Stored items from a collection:
________

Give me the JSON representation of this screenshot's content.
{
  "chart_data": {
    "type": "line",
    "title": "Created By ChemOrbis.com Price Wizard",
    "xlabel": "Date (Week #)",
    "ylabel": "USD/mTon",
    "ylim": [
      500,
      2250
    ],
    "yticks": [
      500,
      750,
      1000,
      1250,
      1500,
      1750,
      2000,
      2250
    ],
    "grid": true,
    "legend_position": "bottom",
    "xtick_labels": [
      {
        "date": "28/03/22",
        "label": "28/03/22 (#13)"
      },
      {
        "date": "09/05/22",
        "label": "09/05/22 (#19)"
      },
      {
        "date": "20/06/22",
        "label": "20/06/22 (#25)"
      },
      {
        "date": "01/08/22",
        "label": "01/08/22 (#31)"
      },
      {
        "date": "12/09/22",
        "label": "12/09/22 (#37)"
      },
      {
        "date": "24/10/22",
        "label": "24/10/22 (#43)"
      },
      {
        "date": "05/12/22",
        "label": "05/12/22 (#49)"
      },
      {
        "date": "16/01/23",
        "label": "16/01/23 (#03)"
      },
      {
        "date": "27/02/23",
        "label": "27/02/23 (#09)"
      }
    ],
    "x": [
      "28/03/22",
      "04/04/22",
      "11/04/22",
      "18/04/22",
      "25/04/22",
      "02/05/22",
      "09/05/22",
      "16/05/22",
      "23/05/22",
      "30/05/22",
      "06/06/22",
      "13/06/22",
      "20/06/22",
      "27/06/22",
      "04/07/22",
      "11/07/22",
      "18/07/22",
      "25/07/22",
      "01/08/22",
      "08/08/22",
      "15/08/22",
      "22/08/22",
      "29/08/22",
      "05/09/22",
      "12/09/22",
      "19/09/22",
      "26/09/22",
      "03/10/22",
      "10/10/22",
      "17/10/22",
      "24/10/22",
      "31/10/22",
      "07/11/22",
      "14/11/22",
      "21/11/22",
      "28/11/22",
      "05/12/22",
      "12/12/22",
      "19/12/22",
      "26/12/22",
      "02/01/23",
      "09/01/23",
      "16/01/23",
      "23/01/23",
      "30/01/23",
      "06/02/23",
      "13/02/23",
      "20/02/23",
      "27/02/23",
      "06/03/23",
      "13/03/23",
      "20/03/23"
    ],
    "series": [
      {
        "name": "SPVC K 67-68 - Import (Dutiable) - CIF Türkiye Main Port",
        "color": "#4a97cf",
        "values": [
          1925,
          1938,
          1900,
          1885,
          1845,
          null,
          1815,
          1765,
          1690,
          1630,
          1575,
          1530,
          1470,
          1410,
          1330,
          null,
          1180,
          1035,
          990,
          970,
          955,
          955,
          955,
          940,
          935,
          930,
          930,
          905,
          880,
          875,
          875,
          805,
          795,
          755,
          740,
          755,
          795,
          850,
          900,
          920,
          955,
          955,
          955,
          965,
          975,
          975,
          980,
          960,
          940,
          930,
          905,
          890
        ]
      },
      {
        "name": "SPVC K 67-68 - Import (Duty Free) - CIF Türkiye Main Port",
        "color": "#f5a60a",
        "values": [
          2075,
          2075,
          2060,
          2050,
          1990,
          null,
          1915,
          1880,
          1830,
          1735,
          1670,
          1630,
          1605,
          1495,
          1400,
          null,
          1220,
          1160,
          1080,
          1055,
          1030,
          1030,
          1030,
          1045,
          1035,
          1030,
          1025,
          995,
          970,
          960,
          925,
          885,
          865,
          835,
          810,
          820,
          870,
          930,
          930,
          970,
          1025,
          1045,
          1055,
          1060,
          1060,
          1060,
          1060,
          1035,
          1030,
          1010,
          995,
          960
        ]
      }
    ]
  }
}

________

◆ **WHAT THIS TASK INVOLVES**
Gather each line of the listing that holds the string "Import".

◆ **EXERCISE OUTPUT**
        "name": "SPVC K 67-68 - Import (Dutiable) - CIF Türkiye Main Port",
        "name": "SPVC K 67-68 - Import (Duty Free) - CIF Türkiye Main Port",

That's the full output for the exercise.